## YOUR TASK
Omit all pictures. Copy the rest of the material exactly.

## DATA TO USE
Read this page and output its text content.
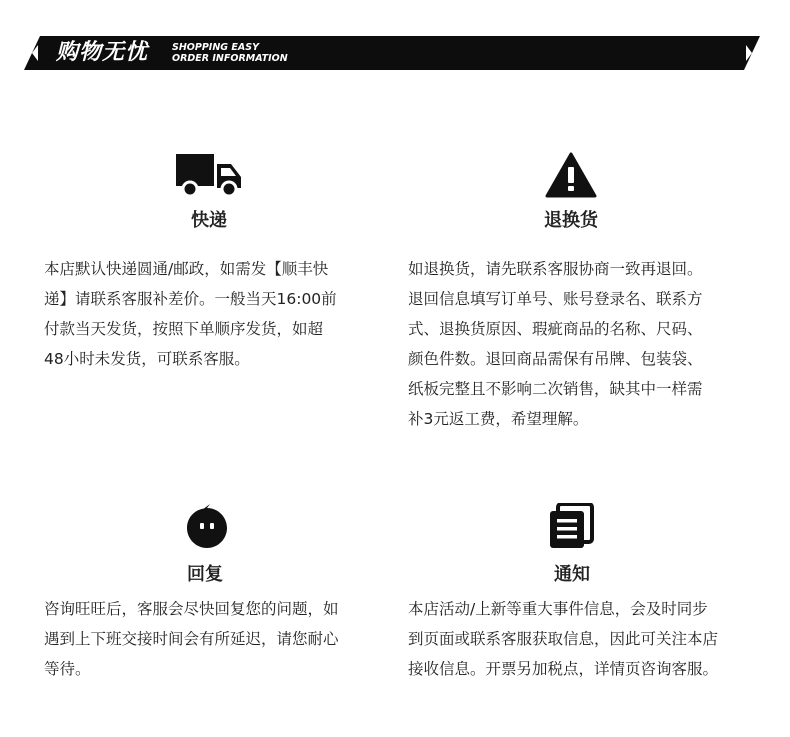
购物无忧	SHOPPING EASY
ORDER INFORMATION
快递
本店默认快递圆通/邮政，如需发【顺丰快
递】请联系客服补差价。一般当天16:00前
付款当天发货，按照下单顺序发货，如超
48小时未发货，可联系客服。
退换货
如退换货，请先联系客服协商一致再退回。
退回信息填写订单号、账号登录名、联系方
式、退换货原因、瑕疵商品的名称、尺码、
颜色件数。退回商品需保有吊牌、包装袋、
纸板完整且不影响二次销售，缺其中一样需
补3元返工费，希望理解。
回复
咨询旺旺后，客服会尽快回复您的问题，如
遇到上下班交接时间会有所延迟，请您耐心
等待。
通知
本店活动/上新等重大事件信息，会及时同步
到页面或联系客服获取信息，因此可关注本店
接收信息。开票另加税点，详情页咨询客服。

## RESULT FOR THIS EXERCISE
Read this page and output its text content.
购物无忧	SHOPPING EASY
ORDER INFORMATION
快递
本店默认快递圆通/邮政，如需发【顺丰快
递】请联系客服补差价。一般当天16:00前
付款当天发货，按照下单顺序发货，如超
48小时未发货，可联系客服。
退换货
如退换货，请先联系客服协商一致再退回。
退回信息填写订单号、账号登录名、联系方
式、退换货原因、瑕疵商品的名称、尺码、
颜色件数。退回商品需保有吊牌、包装袋、
纸板完整且不影响二次销售，缺其中一样需
补3元返工费，希望理解。
回复
咨询旺旺后，客服会尽快回复您的问题，如
遇到上下班交接时间会有所延迟，请您耐心
等待。
通知
本店活动/上新等重大事件信息，会及时同步
到页面或联系客服获取信息，因此可关注本店
接收信息。开票另加税点，详情页咨询客服。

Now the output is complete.